Stated task
Please pull out every line that includes the string "uden".

# start of Information given

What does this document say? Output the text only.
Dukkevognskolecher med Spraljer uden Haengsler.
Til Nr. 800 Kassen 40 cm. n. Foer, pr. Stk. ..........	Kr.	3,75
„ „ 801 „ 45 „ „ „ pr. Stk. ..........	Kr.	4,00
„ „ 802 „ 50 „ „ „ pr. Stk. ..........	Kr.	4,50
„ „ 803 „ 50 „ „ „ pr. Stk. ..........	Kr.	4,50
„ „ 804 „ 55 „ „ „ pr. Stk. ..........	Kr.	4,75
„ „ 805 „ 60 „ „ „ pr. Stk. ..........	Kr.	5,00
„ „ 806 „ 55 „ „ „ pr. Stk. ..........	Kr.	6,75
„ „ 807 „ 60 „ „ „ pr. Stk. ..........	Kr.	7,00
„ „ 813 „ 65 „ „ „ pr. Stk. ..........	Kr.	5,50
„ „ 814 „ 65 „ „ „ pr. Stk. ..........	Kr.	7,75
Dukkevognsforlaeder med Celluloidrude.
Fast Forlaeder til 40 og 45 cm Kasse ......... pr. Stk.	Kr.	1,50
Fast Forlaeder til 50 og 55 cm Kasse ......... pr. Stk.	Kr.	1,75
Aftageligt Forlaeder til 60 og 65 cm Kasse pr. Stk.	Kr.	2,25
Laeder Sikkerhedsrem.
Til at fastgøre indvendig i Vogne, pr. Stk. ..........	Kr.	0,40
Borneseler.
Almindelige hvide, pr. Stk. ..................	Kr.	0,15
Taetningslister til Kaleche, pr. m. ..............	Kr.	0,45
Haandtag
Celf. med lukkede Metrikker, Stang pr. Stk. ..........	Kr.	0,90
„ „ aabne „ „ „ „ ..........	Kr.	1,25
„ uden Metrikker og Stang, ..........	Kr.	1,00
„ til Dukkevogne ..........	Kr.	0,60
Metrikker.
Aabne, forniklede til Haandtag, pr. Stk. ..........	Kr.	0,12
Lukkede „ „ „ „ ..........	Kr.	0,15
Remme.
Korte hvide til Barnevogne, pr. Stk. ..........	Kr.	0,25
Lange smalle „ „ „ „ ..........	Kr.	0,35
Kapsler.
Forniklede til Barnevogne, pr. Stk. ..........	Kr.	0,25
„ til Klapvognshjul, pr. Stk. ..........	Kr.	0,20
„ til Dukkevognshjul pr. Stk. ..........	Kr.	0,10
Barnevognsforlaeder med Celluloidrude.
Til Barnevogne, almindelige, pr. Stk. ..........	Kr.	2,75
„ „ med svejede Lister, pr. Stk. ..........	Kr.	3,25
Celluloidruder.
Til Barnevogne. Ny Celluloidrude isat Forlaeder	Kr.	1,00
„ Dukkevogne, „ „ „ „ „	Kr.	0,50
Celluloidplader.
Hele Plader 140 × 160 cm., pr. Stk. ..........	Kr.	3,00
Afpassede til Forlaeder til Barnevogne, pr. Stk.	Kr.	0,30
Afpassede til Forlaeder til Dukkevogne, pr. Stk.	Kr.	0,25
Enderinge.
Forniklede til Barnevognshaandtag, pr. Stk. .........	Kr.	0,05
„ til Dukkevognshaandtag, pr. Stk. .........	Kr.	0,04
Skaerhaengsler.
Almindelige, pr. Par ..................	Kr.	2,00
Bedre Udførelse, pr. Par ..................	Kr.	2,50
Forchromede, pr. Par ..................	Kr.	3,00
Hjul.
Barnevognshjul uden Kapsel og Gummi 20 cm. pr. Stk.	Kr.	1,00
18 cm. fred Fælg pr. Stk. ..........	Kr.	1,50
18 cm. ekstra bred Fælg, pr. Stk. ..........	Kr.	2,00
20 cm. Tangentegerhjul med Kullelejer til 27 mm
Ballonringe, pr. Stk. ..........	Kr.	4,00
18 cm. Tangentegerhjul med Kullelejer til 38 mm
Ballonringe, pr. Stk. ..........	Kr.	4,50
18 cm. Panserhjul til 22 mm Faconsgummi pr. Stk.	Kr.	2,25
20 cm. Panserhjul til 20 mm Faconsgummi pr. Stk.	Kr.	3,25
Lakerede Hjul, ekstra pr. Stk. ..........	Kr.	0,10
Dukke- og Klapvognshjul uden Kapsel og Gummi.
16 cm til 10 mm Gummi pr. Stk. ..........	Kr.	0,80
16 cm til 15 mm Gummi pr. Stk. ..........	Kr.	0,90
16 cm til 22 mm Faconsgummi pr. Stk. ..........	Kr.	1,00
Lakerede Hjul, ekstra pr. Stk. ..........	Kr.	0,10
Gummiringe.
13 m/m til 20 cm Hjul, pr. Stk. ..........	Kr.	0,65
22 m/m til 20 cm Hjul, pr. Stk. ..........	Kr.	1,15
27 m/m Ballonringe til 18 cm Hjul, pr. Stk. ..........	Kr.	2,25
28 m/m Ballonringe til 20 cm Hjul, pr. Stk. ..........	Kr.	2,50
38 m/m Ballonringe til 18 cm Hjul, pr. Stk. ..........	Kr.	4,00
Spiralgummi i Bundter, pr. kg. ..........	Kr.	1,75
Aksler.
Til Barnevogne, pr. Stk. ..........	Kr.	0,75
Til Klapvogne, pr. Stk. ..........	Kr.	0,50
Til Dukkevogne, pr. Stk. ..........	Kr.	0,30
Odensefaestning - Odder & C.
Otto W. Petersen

# end of Information given

Result below
Dukkevognskolecher med Spraljer uden Haengsler.
„ uden Metrikker og Stang, ..........	Kr.	1,00
Barnevognshjul uden Kapsel og Gummi 20 cm. pr. Stk.	Kr.	1,00
Dukke- og Klapvognshjul uden Kapsel og Gummi.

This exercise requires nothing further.